PROBLEM TO WORK ON -
Please reproduce all of the entries below word for word, omitting the pictures.

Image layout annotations
···

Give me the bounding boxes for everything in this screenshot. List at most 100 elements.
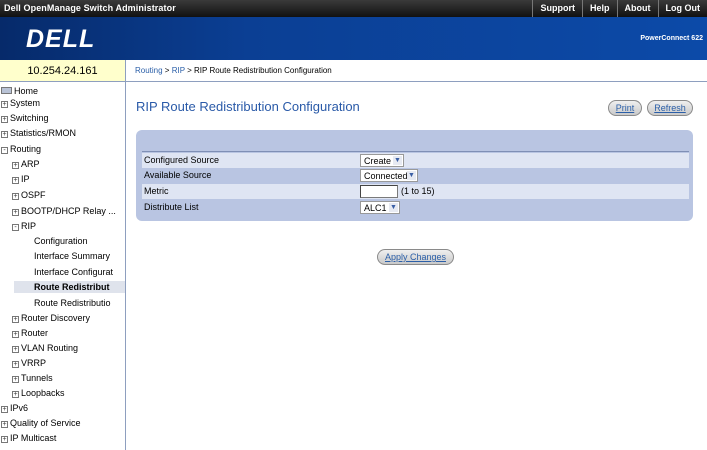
chevron-down-icon: ▼	[389, 203, 398, 212]
sidebar-item-statistics[interactable]: + Statistics/RMON	[1, 127, 76, 139]
sidebar-item-route-redistribution-config[interactable]: Route Redistribut	[14, 281, 125, 293]
expand-icon[interactable]: +	[12, 376, 19, 383]
sidebar-item-rip[interactable]: - RIP	[12, 220, 36, 232]
support-link[interactable]: Support	[532, 0, 582, 17]
product-name: PowerConnect 622	[640, 35, 703, 42]
about-link[interactable]: About	[616, 0, 658, 17]
expand-icon[interactable]: +	[1, 421, 8, 428]
app-title: Dell OpenManage Switch Administrator	[4, 3, 176, 13]
expand-icon[interactable]: +	[1, 131, 8, 138]
sidebar-item-label: VRRP	[21, 358, 47, 368]
sidebar-item-label: ARP	[21, 159, 40, 169]
sidebar-item-route-redistribution-summary[interactable]: Route Redistributio	[34, 297, 111, 309]
sidebar-item-label: Router	[21, 328, 49, 338]
expand-icon[interactable]: +	[12, 162, 19, 169]
breadcrumb-routing[interactable]: Routing	[135, 66, 163, 75]
divider	[142, 151, 689, 152]
expand-icon[interactable]: +	[12, 331, 19, 338]
refresh-button[interactable]: Refresh	[647, 100, 693, 116]
sidebar-item-label: Loopbacks	[21, 388, 65, 398]
chevron-down-icon: ▼	[393, 156, 402, 165]
available-source-row: Available Source Connected ▼	[142, 168, 689, 183]
configured-source-row: Configured Source Create ▼	[142, 153, 689, 168]
sidebar-item-vrrp[interactable]: + VRRP	[12, 357, 46, 369]
sidebar-item-label: Switching	[10, 113, 49, 123]
expand-icon[interactable]: +	[1, 116, 8, 123]
sidebar-item-label: IP	[21, 174, 30, 184]
configured-source-value: Create	[364, 156, 392, 166]
sidebar-item-routing[interactable]: - Routing	[1, 143, 41, 155]
sidebar-item-label: Interface Summary	[34, 251, 111, 261]
sidebar-item-quality-of-service[interactable]: + Quality of Service	[1, 417, 81, 429]
available-source-select[interactable]: Connected ▼	[360, 169, 418, 182]
top-bar: Dell OpenManage Switch Administrator Sup…	[0, 0, 707, 17]
sidebar-item-rip-configuration[interactable]: Configuration	[34, 235, 88, 247]
metric-row: Metric (1 to 15)	[142, 184, 689, 199]
sidebar-item-label: Router Discovery	[21, 313, 91, 323]
sidebar-item-label: Route Redistribut	[34, 282, 110, 292]
sidebar-item-bootp-dhcp-relay[interactable]: + BOOTP/DHCP Relay ...	[12, 205, 116, 217]
sidebar-item-label: System	[10, 98, 41, 108]
sidebar-item-ipv6[interactable]: + IPv6	[1, 402, 28, 414]
expand-icon[interactable]: +	[1, 436, 8, 443]
sidebar-item-label: Home	[14, 86, 39, 96]
distribute-list-select[interactable]: ALC1 ▼	[360, 201, 400, 214]
sidebar-item-label: Configuration	[34, 236, 88, 246]
metric-input[interactable]	[360, 185, 398, 198]
sidebar-item-label: Route Redistributio	[34, 298, 111, 308]
expand-icon[interactable]: +	[12, 209, 19, 216]
configured-source-select[interactable]: Create ▼	[360, 154, 404, 167]
sidebar-item-label: Tunnels	[21, 373, 53, 383]
sidebar-item-system[interactable]: + System	[1, 97, 40, 109]
sidebar-item-router[interactable]: + Router	[12, 327, 48, 339]
sidebar-item-loopbacks[interactable]: + Loopbacks	[12, 387, 65, 399]
sidebar-item-router-discovery[interactable]: + Router Discovery	[12, 312, 90, 324]
sidebar-item-ospf[interactable]: + OSPF	[12, 189, 46, 201]
breadcrumb-separator: >	[162, 66, 172, 75]
chevron-down-icon: ▼	[407, 171, 416, 180]
sidebar-item-label: IPv6	[10, 403, 29, 413]
sidebar-item-label: Routing	[10, 144, 42, 154]
breadcrumb: Routing > RIP > RIP Route Redistribution…	[126, 60, 707, 82]
metric-range-hint: (1 to 15)	[401, 186, 435, 196]
sidebar-item-arp[interactable]: + ARP	[12, 158, 40, 170]
sidebar-item-tunnels[interactable]: + Tunnels	[12, 372, 53, 384]
logout-link[interactable]: Log Out	[657, 0, 707, 17]
metric-label: Metric	[144, 186, 169, 196]
collapse-icon[interactable]: -	[1, 147, 8, 154]
breadcrumb-separator: >	[184, 66, 195, 75]
expand-icon[interactable]: +	[1, 406, 8, 413]
sidebar-item-label: VLAN Routing	[21, 343, 79, 353]
expand-icon[interactable]: +	[12, 177, 19, 184]
sidebar-item-label: OSPF	[21, 190, 46, 200]
sidebar-item-interface-configuration[interactable]: Interface Configurat	[34, 266, 113, 278]
dell-logo: DELL	[26, 25, 96, 53]
expand-icon[interactable]: +	[12, 361, 19, 368]
configured-source-label: Configured Source	[144, 155, 220, 165]
sidebar-nav: Home + System + Switching + Statistics/RMON…	[0, 82, 126, 450]
expand-icon[interactable]: +	[12, 391, 19, 398]
sidebar-item-label: BOOTP/DHCP Relay ...	[21, 206, 116, 216]
sidebar-item-ip-multicast[interactable]: + IP Multicast	[1, 432, 56, 444]
sidebar-item-switching[interactable]: + Switching	[1, 112, 49, 124]
expand-icon[interactable]: +	[1, 101, 8, 108]
collapse-icon[interactable]: -	[12, 224, 19, 231]
sidebar-item-interface-summary[interactable]: Interface Summary	[34, 250, 110, 262]
device-ip: 10.254.24.161	[0, 60, 126, 82]
breadcrumb-rip[interactable]: RIP	[172, 66, 185, 75]
help-link[interactable]: Help	[581, 0, 617, 17]
sidebar-item-home[interactable]: Home	[1, 85, 38, 97]
sidebar-item-ip[interactable]: + IP	[12, 173, 30, 185]
distribute-list-label: Distribute List	[144, 202, 199, 212]
sidebar-item-vlan-routing[interactable]: + VLAN Routing	[12, 342, 78, 354]
distribute-list-value: ALC1	[364, 203, 387, 213]
available-source-label: Available Source	[144, 170, 212, 180]
sidebar-item-label: Statistics/RMON	[10, 128, 77, 138]
apply-changes-button[interactable]: Apply Changes	[377, 249, 454, 265]
page-title: RIP Route Redistribution Configuration	[136, 99, 360, 114]
expand-icon[interactable]: +	[12, 193, 19, 200]
expand-icon[interactable]: +	[12, 346, 19, 353]
expand-icon[interactable]: +	[12, 316, 19, 323]
print-button[interactable]: Print	[608, 100, 642, 116]
redistribution-form: Configured Source Create ▼ Available Sour…	[136, 130, 693, 221]
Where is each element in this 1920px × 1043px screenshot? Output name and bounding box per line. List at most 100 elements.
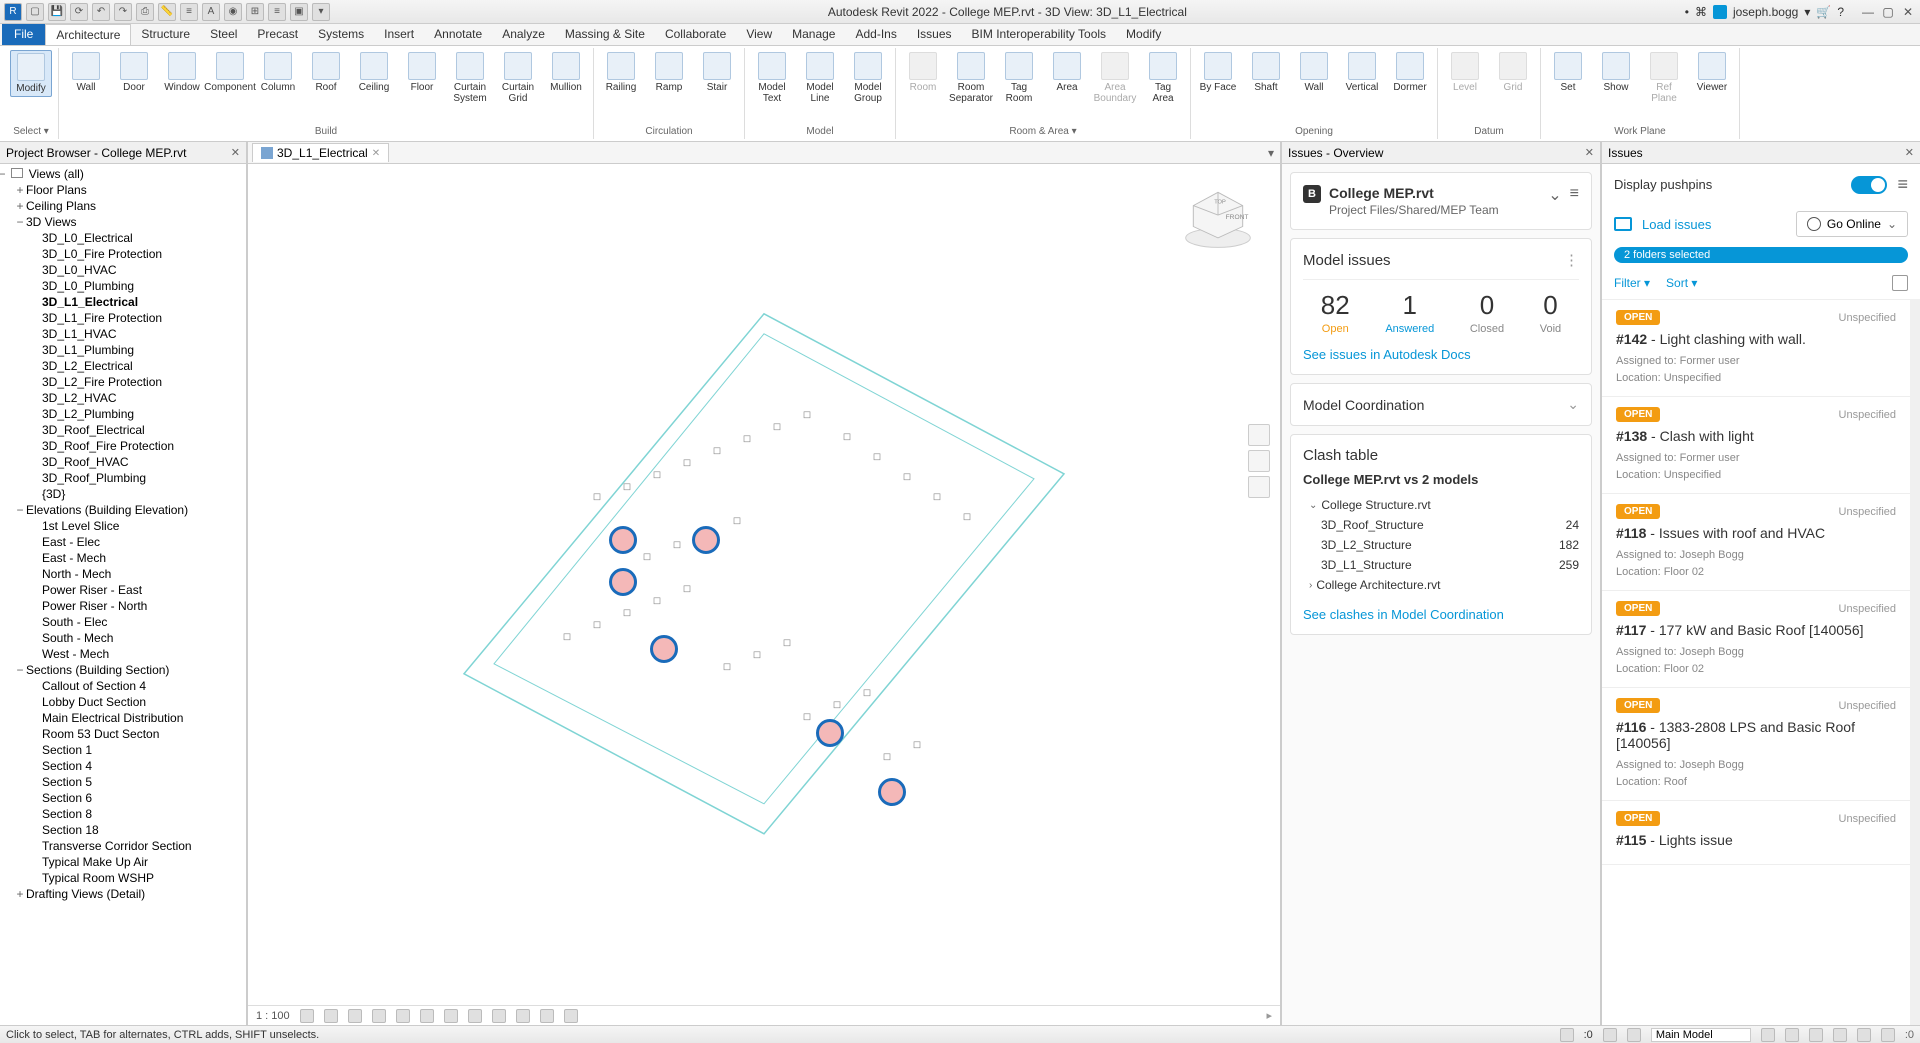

···

SOLUTION FOR THIS EXERCISE -
Give me the bounding boxes for everything in this screenshot. List at most 100 elements.
chevron-down-icon: ▼	[389, 203, 398, 212]
sidebar-item-statistics[interactable]: + Statistics/RMON	[1, 127, 76, 139]
sidebar-item-route-redistribution-config[interactable]: Route Redistribut	[14, 281, 125, 293]
expand-icon[interactable]: +	[12, 376, 19, 383]
sidebar-item-rip[interactable]: - RIP	[12, 220, 36, 232]
support-link[interactable]: Support	[532, 0, 582, 17]
product-name: PowerConnect 622	[640, 35, 703, 42]
about-link[interactable]: About	[616, 0, 658, 17]
expand-icon[interactable]: +	[1, 421, 8, 428]
app-title: Dell OpenManage Switch Administrator	[4, 3, 176, 13]
expand-icon[interactable]: +	[1, 131, 8, 138]
sidebar-item-label: VRRP	[21, 358, 47, 368]
sidebar-item-label: ARP	[21, 159, 40, 169]
sidebar-item-route-redistribution-summary[interactable]: Route Redistributio	[34, 297, 111, 309]
sidebar-item-label: Router	[21, 328, 49, 338]
expand-icon[interactable]: +	[12, 162, 19, 169]
breadcrumb-routing[interactable]: Routing	[135, 66, 163, 75]
divider	[142, 151, 689, 152]
expand-icon[interactable]: +	[12, 331, 19, 338]
refresh-button[interactable]: Refresh	[647, 100, 693, 116]
sidebar-item-label: Loopbacks	[21, 388, 65, 398]
chevron-down-icon: ▼	[393, 156, 402, 165]
available-source-row: Available Source Connected ▼	[142, 168, 689, 183]
configured-source-row: Configured Source Create ▼	[142, 153, 689, 168]
sidebar-item-vrrp[interactable]: + VRRP	[12, 357, 46, 369]
sidebar-item-label: Switching	[10, 113, 49, 123]
expand-icon[interactable]: +	[1, 116, 8, 123]
sidebar-item-label: IP	[21, 174, 30, 184]
configured-source-value: Create	[364, 156, 392, 166]
sidebar-item-routing[interactable]: - Routing	[1, 143, 41, 155]
sidebar-item-label: Interface Summary	[34, 251, 111, 261]
sidebar-item-quality-of-service[interactable]: + Quality of Service	[1, 417, 81, 429]
available-source-select[interactable]: Connected ▼	[360, 169, 418, 182]
top-bar: Dell OpenManage Switch Administrator Sup…	[0, 0, 707, 17]
sidebar-item-rip-configuration[interactable]: Configuration	[34, 235, 88, 247]
metric-row: Metric (1 to 15)	[142, 184, 689, 199]
sidebar-item-label: Router Discovery	[21, 313, 91, 323]
sidebar-item-label: Route Redistribut	[34, 282, 110, 292]
sidebar-item-bootp-dhcp-relay[interactable]: + BOOTP/DHCP Relay ...	[12, 205, 116, 217]
sidebar-item-label: System	[10, 98, 41, 108]
sidebar-item-ipv6[interactable]: + IPv6	[1, 402, 28, 414]
expand-icon[interactable]: +	[1, 436, 8, 443]
sidebar-item-label: Home	[14, 86, 39, 96]
distribute-list-select[interactable]: ALC1 ▼	[360, 201, 400, 214]
sidebar-item-label: Configuration	[34, 236, 88, 246]
metric-input[interactable]	[360, 185, 398, 198]
sidebar-item-label: Route Redistributio	[34, 298, 111, 308]
expand-icon[interactable]: +	[12, 209, 19, 216]
configured-source-select[interactable]: Create ▼	[360, 154, 404, 167]
sidebar-item-label: Tunnels	[21, 373, 53, 383]
sidebar-item-system[interactable]: + System	[1, 97, 40, 109]
sidebar-item-router[interactable]: + Router	[12, 327, 48, 339]
sidebar-item-loopbacks[interactable]: + Loopbacks	[12, 387, 65, 399]
sidebar-item-router-discovery[interactable]: + Router Discovery	[12, 312, 90, 324]
sidebar-item-ospf[interactable]: + OSPF	[12, 189, 46, 201]
breadcrumb-separator: >	[162, 66, 172, 75]
chevron-down-icon: ▼	[407, 171, 416, 180]
sidebar-item-label: IPv6	[10, 403, 29, 413]
sidebar-item-label: Routing	[10, 144, 42, 154]
breadcrumb: Routing > RIP > RIP Route Redistribution…	[126, 60, 707, 82]
metric-range-hint: (1 to 15)	[401, 186, 435, 196]
sidebar-item-arp[interactable]: + ARP	[12, 158, 40, 170]
sidebar-item-tunnels[interactable]: + Tunnels	[12, 372, 53, 384]
logout-link[interactable]: Log Out	[657, 0, 707, 17]
metric-label: Metric	[144, 186, 169, 196]
collapse-icon[interactable]: -	[1, 147, 8, 154]
breadcrumb-separator: >	[184, 66, 195, 75]
expand-icon[interactable]: +	[1, 406, 8, 413]
sidebar-item-label: VLAN Routing	[21, 343, 79, 353]
expand-icon[interactable]: +	[12, 177, 19, 184]
sidebar-item-label: OSPF	[21, 190, 46, 200]
sidebar-item-interface-configuration[interactable]: Interface Configurat	[34, 266, 113, 278]
dell-logo: DELL	[26, 25, 96, 53]
expand-icon[interactable]: +	[12, 361, 19, 368]
configured-source-label: Configured Source	[144, 155, 220, 165]
sidebar-nav: Home + System + Switching + Statistics/RMON…	[0, 82, 126, 450]
expand-icon[interactable]: +	[12, 391, 19, 398]
sidebar-item-label: BOOTP/DHCP Relay ...	[21, 206, 116, 216]
sidebar-item-ip-multicast[interactable]: + IP Multicast	[1, 432, 56, 444]
sidebar-item-switching[interactable]: + Switching	[1, 112, 49, 124]
expand-icon[interactable]: +	[1, 101, 8, 108]
collapse-icon[interactable]: -	[12, 224, 19, 231]
sidebar-item-interface-summary[interactable]: Interface Summary	[34, 250, 110, 262]
device-ip: 10.254.24.161	[0, 60, 126, 82]
breadcrumb-rip[interactable]: RIP	[172, 66, 185, 75]
help-link[interactable]: Help	[581, 0, 617, 17]
sidebar-item-home[interactable]: Home	[1, 85, 38, 97]
sidebar-item-ip[interactable]: + IP	[12, 173, 30, 185]
distribute-list-label: Distribute List	[144, 202, 199, 212]
sidebar-item-vlan-routing[interactable]: + VLAN Routing	[12, 342, 78, 354]
distribute-list-value: ALC1	[364, 203, 387, 213]
available-source-label: Available Source	[144, 170, 212, 180]
sidebar-item-label: Statistics/RMON	[10, 128, 77, 138]
apply-changes-button[interactable]: Apply Changes	[377, 249, 454, 265]
page-title: RIP Route Redistribution Configuration	[136, 99, 360, 114]
expand-icon[interactable]: +	[12, 193, 19, 200]
expand-icon[interactable]: +	[12, 346, 19, 353]
expand-icon[interactable]: +	[12, 316, 19, 323]
print-button[interactable]: Print	[608, 100, 642, 116]
redistribution-form: Configured Source Create ▼ Available Sour…	[136, 130, 693, 221]
Where is each element in this 1920px × 1043px screenshot? Output name and bounding box per line. List at most 100 elements.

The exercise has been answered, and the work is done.